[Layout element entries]
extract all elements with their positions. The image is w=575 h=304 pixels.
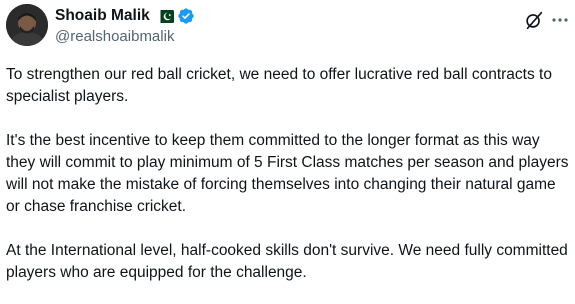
avatar[interactable] xyxy=(6,4,48,46)
tweet-header: Shoaib Malik @realshoaibmalik xyxy=(6,4,569,48)
tweet-paragraph: It's the best incentive to keep them com… xyxy=(6,132,569,215)
verified-badge-icon xyxy=(177,7,195,25)
author-handle[interactable]: @realshoaibmalik xyxy=(55,28,195,45)
more-options-icon[interactable] xyxy=(551,11,569,29)
grok-icon[interactable] xyxy=(523,9,545,31)
pakistan-flag-icon xyxy=(155,9,174,23)
tweet-paragraph: At the International level, half-cooked … xyxy=(6,242,568,281)
tweet-paragraph: To strengthen our red ball cricket, we n… xyxy=(6,66,552,105)
tweet-text: To strengthen our red ball cricket, we n… xyxy=(6,64,571,284)
author-display-name[interactable]: Shoaib Malik xyxy=(55,7,150,25)
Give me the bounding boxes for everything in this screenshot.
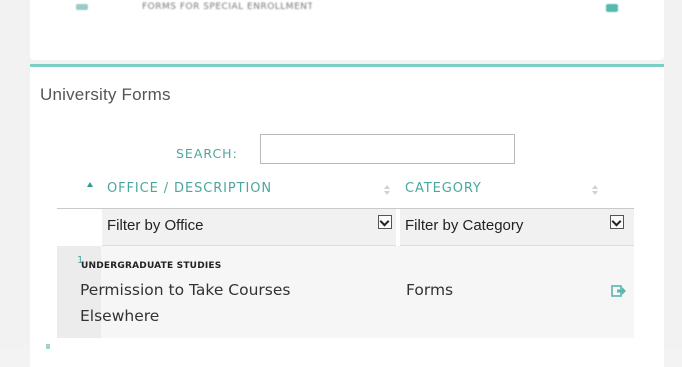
search-label: SEARCH: (176, 146, 238, 161)
filter-by-category-select[interactable]: Filter by Category (400, 209, 634, 246)
filter-office-value: Filter by Office (107, 217, 204, 234)
column-header-category[interactable]: CATEGORY (405, 181, 482, 196)
previous-row-text: FORMS FOR SPECIAL ENROLLMENT (142, 2, 312, 12)
filter-row: Filter by Office Filter by Category (57, 209, 634, 246)
chevron-down-icon[interactable] (610, 215, 624, 229)
sort-icon[interactable] (592, 185, 598, 195)
filter-category-value: Filter by Category (405, 217, 524, 234)
external-link-icon[interactable] (611, 284, 627, 298)
sort-ascending-icon[interactable] (87, 182, 93, 187)
table-header-row: OFFICE / DESCRIPTION CATEGORY (57, 172, 634, 209)
sort-icon[interactable] (384, 185, 390, 195)
filter-by-office-select[interactable]: Filter by Office (102, 209, 396, 246)
previous-section-row[interactable]: FORMS FOR SPECIAL ENROLLMENT (30, 0, 664, 24)
chevron-down-icon[interactable] (378, 215, 392, 229)
column-header-office[interactable]: OFFICE / DESCRIPTION (107, 181, 272, 196)
row-office-name: UNDERGRADUATE STUDIES (81, 261, 222, 271)
document-icon (76, 4, 88, 10)
search-input[interactable] (260, 134, 515, 164)
previous-section-card: FORMS FOR SPECIAL ENROLLMENT (30, 0, 664, 60)
next-row-number (46, 344, 50, 349)
card-title: University Forms (40, 85, 171, 104)
external-link-icon[interactable] (606, 4, 618, 12)
row-form-category: Forms (406, 281, 454, 299)
row-form-title[interactable]: Permission to Take Courses Elsewhere (80, 277, 360, 329)
university-forms-card: University Forms SEARCH: OFFICE / DESCRI… (30, 64, 664, 367)
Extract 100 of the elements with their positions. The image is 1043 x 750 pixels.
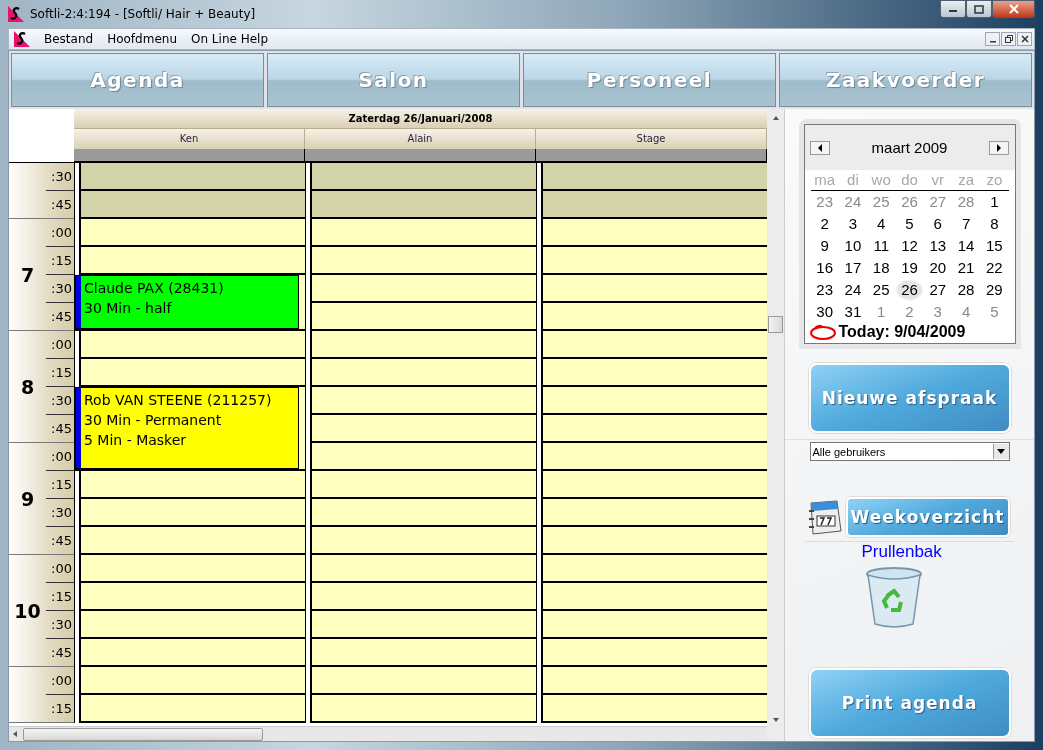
calendar-day[interactable]: 5 [980,301,1009,323]
time-slot[interactable] [81,219,305,247]
calendar-day[interactable]: 23 [810,191,839,213]
closed-slot[interactable] [312,191,536,219]
minimize-button[interactable] [940,0,966,18]
maximize-button[interactable] [966,0,992,18]
calendar-day[interactable]: 18 [867,257,896,279]
appointment-block[interactable]: Claude PAX (28431) 30 Min - half [75,275,299,329]
close-button[interactable] [1017,32,1032,46]
time-slot[interactable] [543,695,767,723]
closed-slot[interactable] [81,163,305,191]
time-slot[interactable] [543,331,767,359]
next-month-button[interactable] [989,140,1010,155]
time-slot[interactable] [81,247,305,275]
dropdown-arrow-icon[interactable] [997,449,1005,454]
calendar-day[interactable]: 28 [951,279,981,301]
calendar-day[interactable]: 26 [895,279,924,301]
time-slot[interactable] [81,359,305,387]
time-slot[interactable] [543,303,767,331]
time-slot[interactable] [543,611,767,639]
time-slot[interactable] [81,667,305,695]
calendar-day[interactable]: 10 [838,235,868,257]
time-slot[interactable] [543,471,767,499]
time-slot[interactable] [312,219,536,247]
calendar-day[interactable]: 16 [810,257,839,279]
time-slot[interactable] [81,611,305,639]
menu-item[interactable]: On Line Help [191,32,269,46]
time-slot[interactable] [543,527,767,555]
user-dropdown[interactable]: Alle gebruikers [809,442,1010,461]
closed-slot[interactable] [543,191,767,219]
time-slot[interactable] [312,583,536,611]
calendar-day[interactable]: 24 [838,279,868,301]
calendar-day[interactable]: 3 [923,301,952,323]
calendar-day[interactable]: 27 [923,191,952,213]
calendar-day[interactable]: 3 [838,213,868,235]
calendar-day[interactable]: 2 [895,301,924,323]
closed-slot[interactable] [543,163,767,191]
vertical-scrollbar[interactable] [767,109,784,741]
time-slot[interactable] [81,555,305,583]
time-slot[interactable] [312,247,536,275]
calendar-day[interactable]: 11 [867,235,896,257]
time-slot[interactable] [543,443,767,471]
close-button[interactable] [992,0,1035,18]
appointment-block[interactable]: Rob VAN STEENE (211257) 30 Min - Permanent 5 Min - Masker [75,387,299,469]
calendar-day[interactable]: 8 [980,213,1009,235]
calendar-day[interactable]: 27 [923,279,952,301]
calendar-day[interactable]: 23 [810,279,839,301]
calendar-day[interactable]: 21 [951,257,981,279]
scroll-thumb[interactable] [23,727,263,741]
calendar-day[interactable]: 24 [838,191,868,213]
closed-slot[interactable] [312,163,536,191]
calendar-day[interactable]: 15 [980,235,1009,257]
calendar-day[interactable]: 31 [838,301,868,323]
time-slot[interactable] [543,639,767,667]
time-slot[interactable] [312,443,536,471]
time-slot[interactable] [543,359,767,387]
today-label[interactable]: Today: 9/04/2009 [838,323,966,341]
time-slot[interactable] [81,639,305,667]
time-slot[interactable] [543,219,767,247]
calendar-day[interactable]: 26 [895,191,924,213]
time-slot[interactable] [312,331,536,359]
time-slot[interactable] [312,611,536,639]
time-slot[interactable] [81,331,305,359]
time-slot[interactable] [543,275,767,303]
time-slot[interactable] [312,639,536,667]
time-slot[interactable] [312,667,536,695]
restore-button[interactable] [1001,32,1016,46]
time-slot[interactable] [543,499,767,527]
time-slot[interactable] [543,667,767,695]
time-slot[interactable] [543,415,767,443]
recycle-bin-icon[interactable] [864,566,923,630]
time-slot[interactable] [543,555,767,583]
calendar-day[interactable]: 29 [980,279,1009,301]
time-slot[interactable] [312,499,536,527]
time-slot[interactable] [543,247,767,275]
time-slot[interactable] [312,275,536,303]
calendar-day[interactable]: 14 [951,235,981,257]
calendar-day[interactable]: 6 [923,213,952,235]
menu-item[interactable]: Hoofdmenu [107,32,177,46]
calendar-day[interactable]: 7 [951,213,981,235]
time-slot[interactable] [312,415,536,443]
time-slot[interactable] [81,471,305,499]
time-slot[interactable] [312,555,536,583]
calendar-day[interactable]: 17 [838,257,868,279]
time-slot[interactable] [81,527,305,555]
time-slot[interactable] [312,359,536,387]
time-slot[interactable] [81,583,305,611]
time-slot[interactable] [312,527,536,555]
closed-slot[interactable] [81,191,305,219]
calendar-day[interactable]: 12 [895,235,924,257]
scroll-thumb[interactable] [768,316,783,333]
horizontal-scrollbar[interactable] [9,726,767,741]
previous-month-button[interactable] [809,140,830,155]
calendar-day[interactable]: 25 [867,191,896,213]
time-slot[interactable] [312,695,536,723]
calendar-day[interactable]: 28 [951,191,981,213]
calendar-day[interactable]: 9 [810,235,839,257]
calendar-day[interactable]: 19 [895,257,924,279]
calendar-day[interactable]: 1 [980,191,1009,213]
time-slot[interactable] [312,471,536,499]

Exercise prompt: Copy all of the entries above line for line and character for character, omitting the pictures.

Result of this exercise:
extract all elements with their positions. The image is w=575 h=304 pixels.
avatar[interactable] xyxy=(6,4,48,46)
tweet-header: Shoaib Malik @realshoaibmalik xyxy=(6,4,569,48)
tweet-paragraph: It's the best incentive to keep them com… xyxy=(6,132,569,215)
verified-badge-icon xyxy=(177,7,195,25)
author-handle[interactable]: @realshoaibmalik xyxy=(55,28,195,45)
more-options-icon[interactable] xyxy=(551,11,569,29)
grok-icon[interactable] xyxy=(523,9,545,31)
pakistan-flag-icon xyxy=(155,9,174,23)
tweet-paragraph: At the International level, half-cooked … xyxy=(6,242,568,281)
tweet-paragraph: To strengthen our red ball cricket, we n… xyxy=(6,66,552,105)
tweet-text: To strengthen our red ball cricket, we n… xyxy=(6,64,571,284)
author-display-name[interactable]: Shoaib Malik xyxy=(55,7,150,25)
Give me the bounding boxes for everything in this screenshot.
search-label: SEARCH: (176, 146, 238, 161)
filter-by-category-select[interactable]: Filter by Category (400, 209, 634, 246)
filter-office-value: Filter by Office (107, 217, 204, 234)
column-header-category[interactable]: CATEGORY (405, 181, 482, 196)
previous-row-text: FORMS FOR SPECIAL ENROLLMENT (142, 2, 312, 12)
filter-row: Filter by Office Filter by Category (57, 209, 634, 246)
chevron-down-icon[interactable] (610, 215, 624, 229)
sort-icon[interactable] (592, 185, 598, 195)
filter-category-value: Filter by Category (405, 217, 524, 234)
external-link-icon[interactable] (611, 284, 627, 298)
sort-ascending-icon[interactable] (87, 182, 93, 187)
table-header-row: OFFICE / DESCRIPTION CATEGORY (57, 172, 634, 209)
sort-icon[interactable] (384, 185, 390, 195)
filter-by-office-select[interactable]: Filter by Office (102, 209, 396, 246)
previous-section-row[interactable]: FORMS FOR SPECIAL ENROLLMENT (30, 0, 664, 24)
chevron-down-icon[interactable] (378, 215, 392, 229)
column-header-office[interactable]: OFFICE / DESCRIPTION (107, 181, 272, 196)
row-office-name: UNDERGRADUATE STUDIES (81, 261, 222, 271)
document-icon (76, 4, 88, 10)
search-input[interactable] (260, 134, 515, 164)
previous-section-card: FORMS FOR SPECIAL ENROLLMENT (30, 0, 664, 60)
next-row-number (46, 344, 50, 349)
card-title: University Forms (40, 85, 171, 104)
external-link-icon[interactable] (606, 4, 618, 12)
row-form-category: Forms (406, 281, 454, 299)
row-form-title[interactable]: Permission to Take Courses Elsewhere (80, 277, 360, 329)
university-forms-card: University Forms SEARCH: OFFICE / DESCRI… (30, 64, 664, 367)
Extract 100 of the elements with their positions. The image is 1043 x 750 pixels.
calendar-day[interactable]: 5 [980,301,1009,323]
time-slot[interactable] [81,219,305,247]
calendar-day[interactable]: 23 [810,191,839,213]
closed-slot[interactable] [312,191,536,219]
minimize-button[interactable] [940,0,966,18]
maximize-button[interactable] [966,0,992,18]
calendar-day[interactable]: 18 [867,257,896,279]
appointment-block[interactable]: Claude PAX (28431) 30 Min - half [75,275,299,329]
close-button[interactable] [1017,32,1032,46]
time-slot[interactable] [543,695,767,723]
closed-slot[interactable] [81,163,305,191]
time-slot[interactable] [543,331,767,359]
next-month-button[interactable] [989,140,1010,155]
time-slot[interactable] [81,247,305,275]
dropdown-arrow-icon[interactable] [997,449,1005,454]
calendar-day[interactable]: 28 [951,279,981,301]
calendar-day[interactable]: 26 [895,279,924,301]
time-slot[interactable] [81,359,305,387]
time-slot[interactable] [543,303,767,331]
time-slot[interactable] [543,611,767,639]
time-slot[interactable] [81,667,305,695]
calendar-day[interactable]: 10 [838,235,868,257]
time-slot[interactable] [543,471,767,499]
time-slot[interactable] [312,219,536,247]
calendar-day[interactable]: 16 [810,257,839,279]
time-slot[interactable] [81,611,305,639]
menu-item[interactable]: On Line Help [191,32,269,46]
time-slot[interactable] [543,527,767,555]
user-dropdown[interactable]: Alle gebruikers [809,442,1010,461]
closed-slot[interactable] [543,191,767,219]
time-slot[interactable] [312,583,536,611]
calendar-day[interactable]: 24 [838,279,868,301]
calendar-day[interactable]: 3 [923,301,952,323]
calendar-day[interactable]: 27 [923,191,952,213]
calendar-day[interactable]: 3 [838,213,868,235]
calendar-day[interactable]: 2 [895,301,924,323]
closed-slot[interactable] [543,163,767,191]
vertical-scrollbar[interactable] [767,109,784,741]
time-slot[interactable] [81,555,305,583]
time-slot[interactable] [312,247,536,275]
calendar-day[interactable]: 11 [867,235,896,257]
time-slot[interactable] [543,443,767,471]
close-button[interactable] [992,0,1035,18]
appointment-block[interactable]: Rob VAN STEENE (211257) 30 Min - Permanent 5 Min - Masker [75,387,299,469]
calendar-day[interactable]: 8 [980,213,1009,235]
calendar-day[interactable]: 27 [923,279,952,301]
calendar-day[interactable]: 23 [810,279,839,301]
calendar-day[interactable]: 21 [951,257,981,279]
scroll-thumb[interactable] [23,727,263,741]
calendar-day[interactable]: 24 [838,191,868,213]
closed-slot[interactable] [312,163,536,191]
calendar-day[interactable]: 15 [980,235,1009,257]
calendar-day[interactable]: 31 [838,301,868,323]
time-slot[interactable] [543,639,767,667]
time-slot[interactable] [312,443,536,471]
time-slot[interactable] [543,359,767,387]
today-label[interactable]: Today: 9/04/2009 [838,323,966,341]
time-slot[interactable] [81,639,305,667]
time-slot[interactable] [543,219,767,247]
calendar-day[interactable]: 26 [895,191,924,213]
time-slot[interactable] [312,331,536,359]
time-slot[interactable] [312,611,536,639]
time-slot[interactable] [81,331,305,359]
time-slot[interactable] [543,275,767,303]
time-slot[interactable] [312,639,536,667]
time-slot[interactable] [312,667,536,695]
restore-button[interactable] [1001,32,1016,46]
time-slot[interactable] [543,499,767,527]
time-slot[interactable] [543,667,767,695]
time-slot[interactable] [543,415,767,443]
recycle-bin-icon[interactable] [864,566,923,630]
time-slot[interactable] [543,555,767,583]
calendar-day[interactable]: 29 [980,279,1009,301]
time-slot[interactable] [312,499,536,527]
time-slot[interactable] [543,247,767,275]
time-slot[interactable] [312,275,536,303]
calendar-day[interactable]: 14 [951,235,981,257]
calendar-day[interactable]: 6 [923,213,952,235]
menu-item[interactable]: Hoofdmenu [107,32,177,46]
calendar-day[interactable]: 7 [951,213,981,235]
time-slot[interactable] [312,415,536,443]
time-slot[interactable] [81,471,305,499]
time-slot[interactable] [312,555,536,583]
calendar-day[interactable]: 17 [838,257,868,279]
time-slot[interactable] [81,527,305,555]
time-slot[interactable] [312,359,536,387]
time-slot[interactable] [81,583,305,611]
time-slot[interactable] [312,527,536,555]
closed-slot[interactable] [81,191,305,219]
calendar-day[interactable]: 12 [895,235,924,257]
scroll-thumb[interactable] [768,316,783,333]
horizontal-scrollbar[interactable] [9,726,767,741]
previous-month-button[interactable] [809,140,830,155]
calendar-day[interactable]: 25 [867,191,896,213]
time-slot[interactable] [312,695,536,723]
calendar-day[interactable]: 28 [951,191,981,213]
calendar-day[interactable]: 9 [810,235,839,257]
calendar-day[interactable]: 19 [895,257,924,279]
calendar-day[interactable]: 1 [980,191,1009,213]
time-slot[interactable] [312,471,536,499]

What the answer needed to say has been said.